* **PROBLEM DESCRIPTION**
Below are the records; pull every line that includes "Axis".

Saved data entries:
....
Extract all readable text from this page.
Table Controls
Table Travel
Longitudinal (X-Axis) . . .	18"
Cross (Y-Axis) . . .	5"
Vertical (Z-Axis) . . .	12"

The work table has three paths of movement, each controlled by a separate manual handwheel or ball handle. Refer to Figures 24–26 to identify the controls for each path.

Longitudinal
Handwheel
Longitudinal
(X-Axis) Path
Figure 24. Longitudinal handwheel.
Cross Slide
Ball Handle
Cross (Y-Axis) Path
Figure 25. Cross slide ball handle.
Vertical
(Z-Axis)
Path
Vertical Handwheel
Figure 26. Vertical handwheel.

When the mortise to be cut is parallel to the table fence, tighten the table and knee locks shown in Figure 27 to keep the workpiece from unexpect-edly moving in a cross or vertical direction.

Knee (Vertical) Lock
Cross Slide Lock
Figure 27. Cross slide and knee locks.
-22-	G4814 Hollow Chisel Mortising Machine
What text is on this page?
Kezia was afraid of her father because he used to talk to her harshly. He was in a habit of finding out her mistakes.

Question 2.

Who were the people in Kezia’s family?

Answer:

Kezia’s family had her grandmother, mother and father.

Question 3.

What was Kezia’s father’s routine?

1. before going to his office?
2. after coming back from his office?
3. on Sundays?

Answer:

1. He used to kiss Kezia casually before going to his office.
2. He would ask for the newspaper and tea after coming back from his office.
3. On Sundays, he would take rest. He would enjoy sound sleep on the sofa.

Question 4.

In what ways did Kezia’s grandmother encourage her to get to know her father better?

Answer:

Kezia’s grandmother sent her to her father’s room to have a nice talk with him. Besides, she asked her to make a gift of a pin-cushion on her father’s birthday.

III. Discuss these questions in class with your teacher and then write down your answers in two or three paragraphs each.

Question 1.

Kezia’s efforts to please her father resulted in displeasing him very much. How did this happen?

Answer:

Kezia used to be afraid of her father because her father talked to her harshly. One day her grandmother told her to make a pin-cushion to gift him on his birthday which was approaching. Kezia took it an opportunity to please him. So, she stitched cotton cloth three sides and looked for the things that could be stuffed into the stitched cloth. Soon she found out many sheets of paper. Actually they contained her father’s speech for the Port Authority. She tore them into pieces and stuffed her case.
....
* **ANSWER BELOW**
Longitudinal (X-Axis) . . .	18"
Cross (Y-Axis) . . .	5"
Vertical (Z-Axis) . . .	12"
(X-Axis) Path
Cross (Y-Axis) Path
(Z-Axis)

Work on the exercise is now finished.